*Input for this task*.
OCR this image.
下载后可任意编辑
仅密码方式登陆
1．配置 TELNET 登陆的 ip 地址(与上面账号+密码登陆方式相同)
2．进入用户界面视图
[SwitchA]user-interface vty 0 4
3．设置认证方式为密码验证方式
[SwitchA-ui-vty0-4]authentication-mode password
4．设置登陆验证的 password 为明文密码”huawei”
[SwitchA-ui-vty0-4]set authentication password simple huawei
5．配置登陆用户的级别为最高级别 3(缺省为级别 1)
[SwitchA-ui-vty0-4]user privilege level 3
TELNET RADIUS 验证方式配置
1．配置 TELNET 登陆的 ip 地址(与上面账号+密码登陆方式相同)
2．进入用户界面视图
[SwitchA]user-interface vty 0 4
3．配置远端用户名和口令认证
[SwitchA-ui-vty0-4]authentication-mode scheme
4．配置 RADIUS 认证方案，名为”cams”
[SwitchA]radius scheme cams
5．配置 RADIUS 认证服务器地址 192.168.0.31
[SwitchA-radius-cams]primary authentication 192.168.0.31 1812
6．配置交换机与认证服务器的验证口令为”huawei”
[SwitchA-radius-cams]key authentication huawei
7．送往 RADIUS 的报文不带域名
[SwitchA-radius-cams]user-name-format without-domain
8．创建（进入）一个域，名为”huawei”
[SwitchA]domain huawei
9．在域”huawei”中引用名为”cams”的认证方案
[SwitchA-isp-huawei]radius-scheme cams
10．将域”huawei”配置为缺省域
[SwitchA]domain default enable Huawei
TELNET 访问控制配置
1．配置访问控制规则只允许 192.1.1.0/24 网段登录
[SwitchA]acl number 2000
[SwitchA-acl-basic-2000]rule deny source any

*Work to complete*.
Return all the data exactly as given.

*Written response*.
OCR this image.
下载后可任意编辑
仅密码方式登陆
1．配置 TELNET 登陆的 ip 地址(与上面账号+密码登陆方式相同)
2．进入用户界面视图
[SwitchA]user-interface vty 0 4
3．设置认证方式为密码验证方式
[SwitchA-ui-vty0-4]authentication-mode password
4．设置登陆验证的 password 为明文密码”huawei”
[SwitchA-ui-vty0-4]set authentication password simple huawei
5．配置登陆用户的级别为最高级别 3(缺省为级别 1)
[SwitchA-ui-vty0-4]user privilege level 3
TELNET RADIUS 验证方式配置
1．配置 TELNET 登陆的 ip 地址(与上面账号+密码登陆方式相同)
2．进入用户界面视图
[SwitchA]user-interface vty 0 4
3．配置远端用户名和口令认证
[SwitchA-ui-vty0-4]authentication-mode scheme
4．配置 RADIUS 认证方案，名为”cams”
[SwitchA]radius scheme cams
5．配置 RADIUS 认证服务器地址 192.168.0.31
[SwitchA-radius-cams]primary authentication 192.168.0.31 1812
6．配置交换机与认证服务器的验证口令为”huawei”
[SwitchA-radius-cams]key authentication huawei
7．送往 RADIUS 的报文不带域名
[SwitchA-radius-cams]user-name-format without-domain
8．创建（进入）一个域，名为”huawei”
[SwitchA]domain huawei
9．在域”huawei”中引用名为”cams”的认证方案
[SwitchA-isp-huawei]radius-scheme cams
10．将域”huawei”配置为缺省域
[SwitchA]domain default enable Huawei
TELNET 访问控制配置
1．配置访问控制规则只允许 192.1.1.0/24 网段登录
[SwitchA]acl number 2000
[SwitchA-acl-basic-2000]rule deny source any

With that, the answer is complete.